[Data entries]
^^^^^^^^^^^^^^^^
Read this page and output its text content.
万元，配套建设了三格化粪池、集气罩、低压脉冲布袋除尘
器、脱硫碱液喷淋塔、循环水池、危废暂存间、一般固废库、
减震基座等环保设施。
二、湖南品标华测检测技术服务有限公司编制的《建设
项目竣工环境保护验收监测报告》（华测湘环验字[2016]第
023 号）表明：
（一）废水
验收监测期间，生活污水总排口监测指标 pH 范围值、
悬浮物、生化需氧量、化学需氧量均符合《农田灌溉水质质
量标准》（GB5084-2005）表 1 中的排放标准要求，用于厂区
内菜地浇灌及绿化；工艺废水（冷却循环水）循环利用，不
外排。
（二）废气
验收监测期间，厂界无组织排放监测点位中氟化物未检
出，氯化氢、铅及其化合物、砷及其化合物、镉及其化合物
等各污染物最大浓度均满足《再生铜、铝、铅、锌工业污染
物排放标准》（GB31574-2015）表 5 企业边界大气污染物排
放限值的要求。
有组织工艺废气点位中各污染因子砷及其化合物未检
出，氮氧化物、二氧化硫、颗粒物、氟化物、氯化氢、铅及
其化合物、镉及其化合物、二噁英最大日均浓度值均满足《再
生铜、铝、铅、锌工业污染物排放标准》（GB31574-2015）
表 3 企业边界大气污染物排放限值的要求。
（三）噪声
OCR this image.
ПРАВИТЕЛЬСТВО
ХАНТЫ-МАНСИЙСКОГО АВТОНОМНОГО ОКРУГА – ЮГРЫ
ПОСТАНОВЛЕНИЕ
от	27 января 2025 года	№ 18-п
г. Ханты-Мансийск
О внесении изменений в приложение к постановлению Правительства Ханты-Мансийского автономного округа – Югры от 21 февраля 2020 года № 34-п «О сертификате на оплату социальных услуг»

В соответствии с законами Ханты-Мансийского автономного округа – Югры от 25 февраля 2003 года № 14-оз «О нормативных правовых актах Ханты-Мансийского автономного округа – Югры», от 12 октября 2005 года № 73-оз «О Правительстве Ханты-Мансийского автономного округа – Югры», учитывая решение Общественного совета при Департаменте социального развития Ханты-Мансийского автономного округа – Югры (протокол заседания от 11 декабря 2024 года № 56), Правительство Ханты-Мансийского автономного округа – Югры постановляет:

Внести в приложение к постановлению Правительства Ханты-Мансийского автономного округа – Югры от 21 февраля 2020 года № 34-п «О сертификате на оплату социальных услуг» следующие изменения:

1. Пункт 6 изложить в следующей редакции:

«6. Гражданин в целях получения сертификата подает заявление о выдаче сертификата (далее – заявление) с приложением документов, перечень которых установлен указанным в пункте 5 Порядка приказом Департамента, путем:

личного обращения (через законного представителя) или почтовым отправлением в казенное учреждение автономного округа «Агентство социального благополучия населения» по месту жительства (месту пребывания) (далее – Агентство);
^^^^^^^^^^^^^^^^
→ Task to carry out: Work out how many lines above contain the word "года". Give only the number.

→ Complete response: 4